— start of Material provided —

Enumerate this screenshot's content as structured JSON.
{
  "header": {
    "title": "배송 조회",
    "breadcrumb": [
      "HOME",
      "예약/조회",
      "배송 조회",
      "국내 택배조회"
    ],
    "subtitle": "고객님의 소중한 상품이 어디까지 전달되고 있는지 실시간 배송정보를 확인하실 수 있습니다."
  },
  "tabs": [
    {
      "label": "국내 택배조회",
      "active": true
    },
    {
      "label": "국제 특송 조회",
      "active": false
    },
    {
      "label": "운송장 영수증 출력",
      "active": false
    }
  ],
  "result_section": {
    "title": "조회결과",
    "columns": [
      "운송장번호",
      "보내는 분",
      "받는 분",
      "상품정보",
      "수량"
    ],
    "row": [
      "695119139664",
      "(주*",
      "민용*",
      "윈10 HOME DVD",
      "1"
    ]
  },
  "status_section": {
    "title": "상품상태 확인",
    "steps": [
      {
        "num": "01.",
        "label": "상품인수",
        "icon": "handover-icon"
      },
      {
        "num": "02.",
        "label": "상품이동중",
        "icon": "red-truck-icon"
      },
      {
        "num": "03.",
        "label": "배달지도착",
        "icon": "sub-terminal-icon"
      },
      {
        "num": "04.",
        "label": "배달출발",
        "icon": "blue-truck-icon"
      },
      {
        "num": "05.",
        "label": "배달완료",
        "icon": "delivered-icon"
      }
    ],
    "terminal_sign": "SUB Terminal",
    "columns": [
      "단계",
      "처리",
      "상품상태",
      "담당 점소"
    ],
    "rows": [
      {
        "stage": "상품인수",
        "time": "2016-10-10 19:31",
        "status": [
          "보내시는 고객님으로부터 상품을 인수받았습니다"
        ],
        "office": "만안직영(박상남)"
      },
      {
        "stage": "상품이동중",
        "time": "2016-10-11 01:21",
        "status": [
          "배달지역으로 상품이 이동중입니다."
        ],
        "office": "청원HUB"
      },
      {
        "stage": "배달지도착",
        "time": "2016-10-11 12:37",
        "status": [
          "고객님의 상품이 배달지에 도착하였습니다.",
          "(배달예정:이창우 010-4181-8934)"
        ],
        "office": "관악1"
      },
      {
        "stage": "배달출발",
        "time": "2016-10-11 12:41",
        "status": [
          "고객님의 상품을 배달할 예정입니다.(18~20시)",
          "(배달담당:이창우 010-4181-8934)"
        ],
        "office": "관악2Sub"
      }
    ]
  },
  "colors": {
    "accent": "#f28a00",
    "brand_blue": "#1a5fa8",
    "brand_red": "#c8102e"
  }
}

— end of Material provided —
— start of Material provided —

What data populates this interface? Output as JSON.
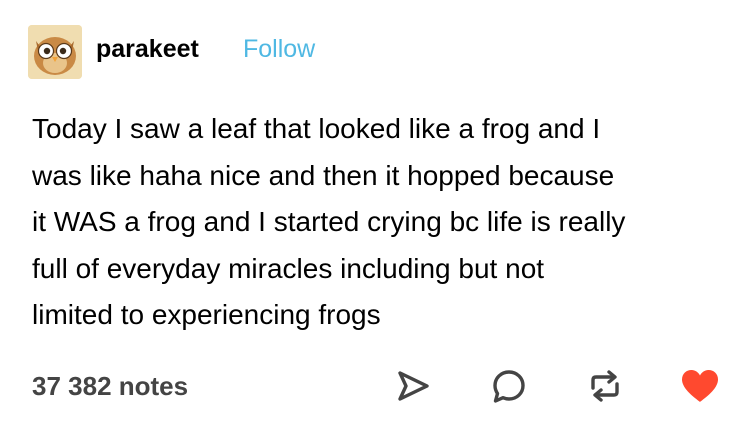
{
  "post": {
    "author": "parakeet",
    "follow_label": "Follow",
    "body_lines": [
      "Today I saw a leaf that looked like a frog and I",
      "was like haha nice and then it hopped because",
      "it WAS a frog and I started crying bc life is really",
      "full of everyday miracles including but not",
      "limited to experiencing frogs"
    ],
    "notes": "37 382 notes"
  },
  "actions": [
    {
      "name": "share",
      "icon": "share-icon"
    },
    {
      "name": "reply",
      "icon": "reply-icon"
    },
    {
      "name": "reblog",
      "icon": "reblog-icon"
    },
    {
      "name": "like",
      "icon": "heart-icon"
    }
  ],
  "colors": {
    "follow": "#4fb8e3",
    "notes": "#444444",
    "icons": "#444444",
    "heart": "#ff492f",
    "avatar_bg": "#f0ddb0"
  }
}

— end of Material provided —
— start of Material provided —

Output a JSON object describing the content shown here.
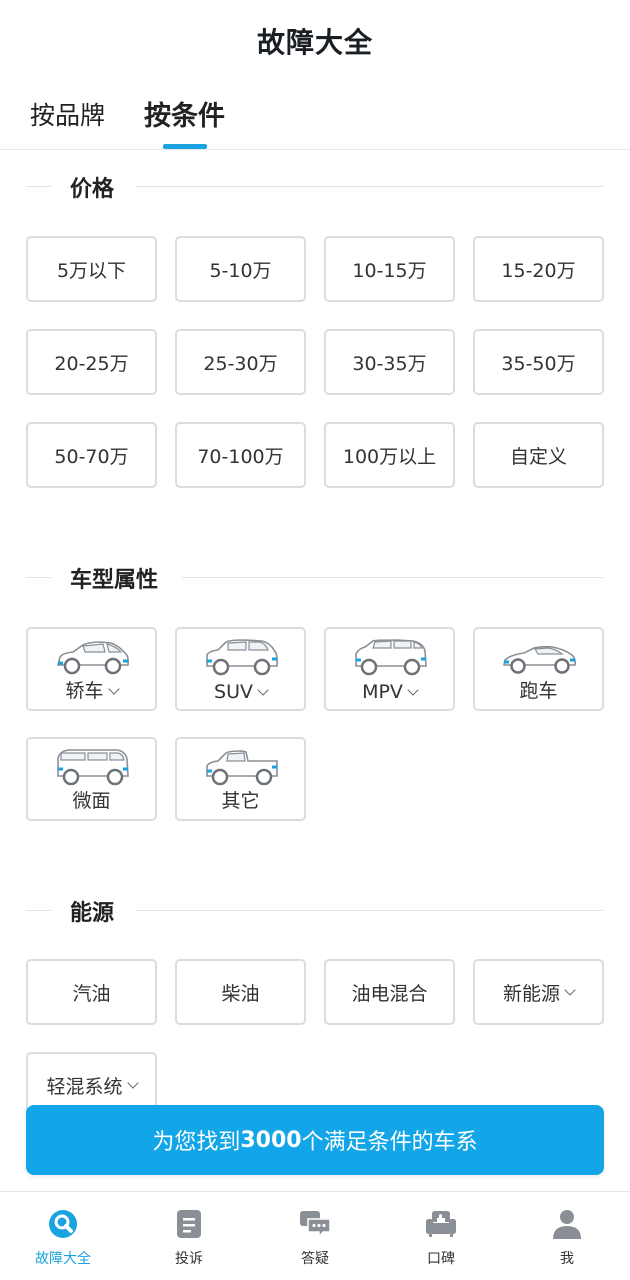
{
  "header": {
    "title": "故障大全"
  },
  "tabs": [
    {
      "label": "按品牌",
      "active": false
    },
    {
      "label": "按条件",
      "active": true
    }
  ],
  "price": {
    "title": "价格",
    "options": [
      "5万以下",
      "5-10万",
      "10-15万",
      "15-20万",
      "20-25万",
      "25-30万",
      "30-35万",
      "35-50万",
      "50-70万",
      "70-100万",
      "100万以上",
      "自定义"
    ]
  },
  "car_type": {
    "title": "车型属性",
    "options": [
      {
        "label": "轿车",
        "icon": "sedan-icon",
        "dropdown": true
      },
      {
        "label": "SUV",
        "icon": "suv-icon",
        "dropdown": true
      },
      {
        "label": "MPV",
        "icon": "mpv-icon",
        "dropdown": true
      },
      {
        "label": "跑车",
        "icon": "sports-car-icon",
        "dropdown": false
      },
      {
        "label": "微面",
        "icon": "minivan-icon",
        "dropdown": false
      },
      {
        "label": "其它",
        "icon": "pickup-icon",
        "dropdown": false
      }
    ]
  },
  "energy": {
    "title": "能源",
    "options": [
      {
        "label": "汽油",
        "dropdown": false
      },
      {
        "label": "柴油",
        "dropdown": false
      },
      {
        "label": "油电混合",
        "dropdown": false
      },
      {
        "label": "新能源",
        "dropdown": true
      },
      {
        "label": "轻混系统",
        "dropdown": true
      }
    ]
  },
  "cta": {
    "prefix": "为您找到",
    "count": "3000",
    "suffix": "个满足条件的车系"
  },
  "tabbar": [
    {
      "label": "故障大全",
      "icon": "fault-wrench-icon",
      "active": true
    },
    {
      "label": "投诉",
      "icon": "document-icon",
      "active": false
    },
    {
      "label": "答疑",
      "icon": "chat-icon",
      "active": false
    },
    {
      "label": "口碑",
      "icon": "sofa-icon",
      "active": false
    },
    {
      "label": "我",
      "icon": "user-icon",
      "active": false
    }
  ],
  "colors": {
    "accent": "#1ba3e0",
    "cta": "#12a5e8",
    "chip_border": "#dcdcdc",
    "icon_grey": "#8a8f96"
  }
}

— end of Material provided —

Requirement: Using the records above, find and show each line with the string "Output".

Worked solution:
What data populates this interface? Output as JSON.
Output a JSON object describing the content shown here.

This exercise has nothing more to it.